- **WRITTEN PROBLEM A**:
Reproduce the stored data entries verbatim from their first line down to and including the line containing "star-icon[interactable] <box>1700 32".
- **WRITTEN PROBLEM B**:
Carry on the essay about running 50k races, picking up right after its final sentence.

Running Hot and Cold
A few weeks ago I said something about “my” 50k’s to a fellow runner who was surprised to learn I’d done any, not that I couldn’t but they just didn’t know I had. This in turn surprised me, only because my mouth is an open spigot and it is safe to assume that anything I have to say has already been said at least once.
The topic returned to mind Sunday after the sauna hell of Tupelo.
The 3rd 50k experience about sent poor Sir Hubs over the edge, later causing him to repeatedly use the “S” word in public conversation and I put a voluntary moratorium on the distance until now. The first two were Sylamore Trail, Arkansas in February, 2006 and 2007 and the last was the Stanky Creek Bartlett Ultra in 2007. That first year I got a room at a sweet B&B, comfy and cozy with no kids running in and out of the house and swarming the kitchen in the middle of 2am. I settled down in the soft bed piled thick with quilts and read my book in peace and quiet. I slept like a baby (not the waking, pooping crying kind of baby, the other kind that some other family got) and woke the next morning to four inches of gleaming, glistening, sparkling fresh snow. SNOW!

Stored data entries
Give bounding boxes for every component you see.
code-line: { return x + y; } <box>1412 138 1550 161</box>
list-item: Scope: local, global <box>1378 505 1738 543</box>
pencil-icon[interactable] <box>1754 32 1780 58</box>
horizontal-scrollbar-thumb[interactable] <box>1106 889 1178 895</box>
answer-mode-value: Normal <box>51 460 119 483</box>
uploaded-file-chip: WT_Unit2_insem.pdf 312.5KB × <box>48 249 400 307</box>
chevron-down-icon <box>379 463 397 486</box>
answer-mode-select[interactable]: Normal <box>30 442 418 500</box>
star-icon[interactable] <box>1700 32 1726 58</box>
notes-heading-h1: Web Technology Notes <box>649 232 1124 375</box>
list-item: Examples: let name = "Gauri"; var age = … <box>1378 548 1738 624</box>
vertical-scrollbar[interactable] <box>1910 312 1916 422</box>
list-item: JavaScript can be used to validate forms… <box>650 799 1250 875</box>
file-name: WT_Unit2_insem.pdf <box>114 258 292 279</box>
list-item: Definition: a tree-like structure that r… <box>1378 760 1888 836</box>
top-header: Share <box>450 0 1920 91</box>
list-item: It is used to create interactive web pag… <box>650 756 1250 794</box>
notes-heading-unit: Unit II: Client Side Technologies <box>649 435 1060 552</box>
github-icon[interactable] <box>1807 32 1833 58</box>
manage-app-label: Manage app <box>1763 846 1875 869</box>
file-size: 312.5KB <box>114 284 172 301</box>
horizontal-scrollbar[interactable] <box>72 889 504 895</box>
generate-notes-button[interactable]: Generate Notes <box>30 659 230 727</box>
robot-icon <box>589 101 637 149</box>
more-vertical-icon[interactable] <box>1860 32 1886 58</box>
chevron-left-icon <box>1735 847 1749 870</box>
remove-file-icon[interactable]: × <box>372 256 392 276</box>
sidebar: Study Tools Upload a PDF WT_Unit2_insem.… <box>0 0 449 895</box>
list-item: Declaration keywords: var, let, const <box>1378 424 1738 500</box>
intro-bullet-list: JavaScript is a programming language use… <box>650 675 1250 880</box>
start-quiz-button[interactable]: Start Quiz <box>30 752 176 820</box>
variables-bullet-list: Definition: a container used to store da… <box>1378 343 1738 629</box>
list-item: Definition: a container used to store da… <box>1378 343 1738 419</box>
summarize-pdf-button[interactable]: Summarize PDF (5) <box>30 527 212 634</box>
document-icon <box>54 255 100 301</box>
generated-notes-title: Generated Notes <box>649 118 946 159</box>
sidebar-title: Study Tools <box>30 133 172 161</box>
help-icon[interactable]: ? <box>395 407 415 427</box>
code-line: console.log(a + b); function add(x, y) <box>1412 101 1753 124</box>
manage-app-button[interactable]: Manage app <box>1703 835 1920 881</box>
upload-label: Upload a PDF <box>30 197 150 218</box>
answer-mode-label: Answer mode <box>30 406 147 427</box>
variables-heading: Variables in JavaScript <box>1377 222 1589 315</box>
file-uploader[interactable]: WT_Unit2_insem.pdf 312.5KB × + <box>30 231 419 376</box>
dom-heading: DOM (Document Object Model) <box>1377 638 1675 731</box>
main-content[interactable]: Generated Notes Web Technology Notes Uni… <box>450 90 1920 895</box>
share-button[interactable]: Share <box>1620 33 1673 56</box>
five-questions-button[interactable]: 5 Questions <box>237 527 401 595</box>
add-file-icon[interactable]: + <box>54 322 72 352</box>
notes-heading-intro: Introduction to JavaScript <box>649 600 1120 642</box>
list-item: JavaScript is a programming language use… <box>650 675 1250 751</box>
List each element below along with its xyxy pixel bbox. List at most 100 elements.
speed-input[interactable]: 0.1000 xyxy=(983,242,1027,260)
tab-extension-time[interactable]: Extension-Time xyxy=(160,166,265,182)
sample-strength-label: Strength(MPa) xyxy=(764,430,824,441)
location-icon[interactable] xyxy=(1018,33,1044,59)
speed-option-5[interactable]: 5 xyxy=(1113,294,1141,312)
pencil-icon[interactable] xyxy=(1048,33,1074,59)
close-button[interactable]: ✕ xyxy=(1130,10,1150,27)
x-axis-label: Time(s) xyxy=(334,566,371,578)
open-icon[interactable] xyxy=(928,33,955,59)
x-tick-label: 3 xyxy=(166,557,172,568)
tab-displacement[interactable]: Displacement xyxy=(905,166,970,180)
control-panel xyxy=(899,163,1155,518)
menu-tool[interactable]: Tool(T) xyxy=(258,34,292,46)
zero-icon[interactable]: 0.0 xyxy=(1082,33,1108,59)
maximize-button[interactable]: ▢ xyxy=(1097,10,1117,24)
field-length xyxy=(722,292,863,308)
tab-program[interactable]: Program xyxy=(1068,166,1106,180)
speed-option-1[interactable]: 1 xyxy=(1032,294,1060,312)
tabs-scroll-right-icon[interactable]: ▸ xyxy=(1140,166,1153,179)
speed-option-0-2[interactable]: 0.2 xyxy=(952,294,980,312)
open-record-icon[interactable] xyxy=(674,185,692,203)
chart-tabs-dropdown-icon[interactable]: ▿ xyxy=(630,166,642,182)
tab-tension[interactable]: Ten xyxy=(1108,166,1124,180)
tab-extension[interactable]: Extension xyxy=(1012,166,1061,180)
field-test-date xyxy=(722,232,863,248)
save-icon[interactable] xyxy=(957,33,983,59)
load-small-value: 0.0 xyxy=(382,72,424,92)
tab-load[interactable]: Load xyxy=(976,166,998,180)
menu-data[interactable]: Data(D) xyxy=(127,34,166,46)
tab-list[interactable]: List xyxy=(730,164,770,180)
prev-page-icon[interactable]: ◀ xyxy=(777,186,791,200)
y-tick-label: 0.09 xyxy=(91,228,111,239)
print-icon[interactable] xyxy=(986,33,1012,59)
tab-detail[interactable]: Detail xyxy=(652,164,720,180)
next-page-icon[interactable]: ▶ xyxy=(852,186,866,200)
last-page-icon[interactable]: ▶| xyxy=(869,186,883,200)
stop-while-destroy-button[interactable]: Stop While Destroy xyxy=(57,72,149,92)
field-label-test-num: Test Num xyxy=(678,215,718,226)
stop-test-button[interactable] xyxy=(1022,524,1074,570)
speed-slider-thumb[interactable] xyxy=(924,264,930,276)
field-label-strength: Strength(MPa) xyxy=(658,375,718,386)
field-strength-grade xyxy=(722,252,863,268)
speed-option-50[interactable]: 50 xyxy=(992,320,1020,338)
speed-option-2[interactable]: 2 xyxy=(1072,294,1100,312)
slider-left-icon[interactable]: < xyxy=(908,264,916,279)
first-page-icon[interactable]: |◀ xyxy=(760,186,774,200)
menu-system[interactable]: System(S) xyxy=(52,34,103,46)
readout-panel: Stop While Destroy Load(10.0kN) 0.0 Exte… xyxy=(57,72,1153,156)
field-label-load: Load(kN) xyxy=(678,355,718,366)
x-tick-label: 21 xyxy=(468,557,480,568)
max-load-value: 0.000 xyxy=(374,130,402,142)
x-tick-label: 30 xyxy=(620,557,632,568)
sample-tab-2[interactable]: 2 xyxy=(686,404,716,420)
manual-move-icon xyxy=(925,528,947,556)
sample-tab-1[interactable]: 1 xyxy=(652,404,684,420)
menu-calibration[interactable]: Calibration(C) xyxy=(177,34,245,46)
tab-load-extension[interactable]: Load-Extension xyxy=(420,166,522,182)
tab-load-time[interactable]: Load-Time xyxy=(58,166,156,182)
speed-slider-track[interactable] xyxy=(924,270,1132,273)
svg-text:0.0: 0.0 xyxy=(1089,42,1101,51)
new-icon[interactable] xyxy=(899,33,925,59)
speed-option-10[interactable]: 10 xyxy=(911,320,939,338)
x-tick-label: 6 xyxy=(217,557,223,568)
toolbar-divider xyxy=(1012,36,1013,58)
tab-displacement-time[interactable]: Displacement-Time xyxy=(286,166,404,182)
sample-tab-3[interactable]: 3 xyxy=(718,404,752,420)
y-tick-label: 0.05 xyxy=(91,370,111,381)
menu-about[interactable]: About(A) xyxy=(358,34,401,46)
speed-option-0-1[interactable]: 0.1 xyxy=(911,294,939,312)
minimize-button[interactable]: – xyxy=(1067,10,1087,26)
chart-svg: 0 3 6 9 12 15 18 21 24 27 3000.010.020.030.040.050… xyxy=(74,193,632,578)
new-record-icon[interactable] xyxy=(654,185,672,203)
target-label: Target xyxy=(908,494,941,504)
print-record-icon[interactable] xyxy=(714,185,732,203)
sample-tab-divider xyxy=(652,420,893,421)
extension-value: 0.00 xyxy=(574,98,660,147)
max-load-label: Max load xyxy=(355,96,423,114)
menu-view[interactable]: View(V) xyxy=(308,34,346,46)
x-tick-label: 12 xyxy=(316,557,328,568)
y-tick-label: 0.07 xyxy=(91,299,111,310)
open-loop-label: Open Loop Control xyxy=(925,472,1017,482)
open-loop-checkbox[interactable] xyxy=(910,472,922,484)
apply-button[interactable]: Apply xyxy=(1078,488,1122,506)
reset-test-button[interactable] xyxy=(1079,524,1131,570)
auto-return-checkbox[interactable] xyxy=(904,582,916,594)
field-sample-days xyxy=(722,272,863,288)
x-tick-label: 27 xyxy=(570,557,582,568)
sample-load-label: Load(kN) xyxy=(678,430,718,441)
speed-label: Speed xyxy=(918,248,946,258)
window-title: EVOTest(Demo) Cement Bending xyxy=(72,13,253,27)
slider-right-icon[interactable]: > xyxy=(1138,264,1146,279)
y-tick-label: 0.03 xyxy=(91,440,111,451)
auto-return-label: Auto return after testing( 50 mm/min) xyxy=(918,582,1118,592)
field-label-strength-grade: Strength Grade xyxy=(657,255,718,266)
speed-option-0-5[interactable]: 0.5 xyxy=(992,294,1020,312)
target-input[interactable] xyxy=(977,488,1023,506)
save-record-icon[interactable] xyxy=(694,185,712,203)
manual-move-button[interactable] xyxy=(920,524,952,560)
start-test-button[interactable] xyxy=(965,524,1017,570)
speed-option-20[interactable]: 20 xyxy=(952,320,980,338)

- **TASK ANSWER A**:
Give bounding boxes for every component you see.
code-line: { return x + y; } <box>1412 138 1550 161</box>
list-item: Scope: local, global <box>1378 505 1738 543</box>
pencil-icon[interactable] <box>1754 32 1780 58</box>
horizontal-scrollbar-thumb[interactable] <box>1106 889 1178 895</box>
answer-mode-value: Normal <box>51 460 119 483</box>
uploaded-file-chip: WT_Unit2_insem.pdf 312.5KB × <box>48 249 400 307</box>
chevron-down-icon <box>379 463 397 486</box>
answer-mode-select[interactable]: Normal <box>30 442 418 500</box>
star-icon[interactable] <box>1700 32 1726 58</box>

- **TASK ANSWER B**:
My friend came crunching across the drive on the crisp snow, air so clear and sharp it seemed to crackle slightly as I walked, the porch lights sending long angled shadows darkening a strip of white where I passed. I could taste the air, clean and slightly damp. We drove to the race start at Angler’s Lodge featuring: Dining – Lodging – Gift, Tackle, & Food Shop – Rental Boats – Guided Trout & Bass Fishing; absolutely awesome. Someone carrying a notebook/clipboard while bundled up like Ralphie Parker shuffled out of the Gift, Tackle & Food Shop and stood in the country road, calling names. ‘NAME!” “HERE!” “NAME” “HERE!” “Terri Clarke” “HERE!” and I was checked off on the list. Everyone accounted for and off we set, small flakes of snow beginning to fall again shining and swirling in the gleam of headlamps and flashlights.
A mile into the race is the Sylamore Creek crossing. We’d had a lot of discussion in the previous weeks, take our shoes off and cross, then put the shoes back on? Carry a dry pair in a plastic bag and stash the wet on the other side behind a rock? Just brave it? The best advice I’d gotten was to get a pair of Injinji and wear them under a pair of smart wool. This would reduce friction and the wool would keep my feet warm – so I plunged in squealing like a girl, feeling my way across the stream bed in a thigh-high swirl of ice cold water.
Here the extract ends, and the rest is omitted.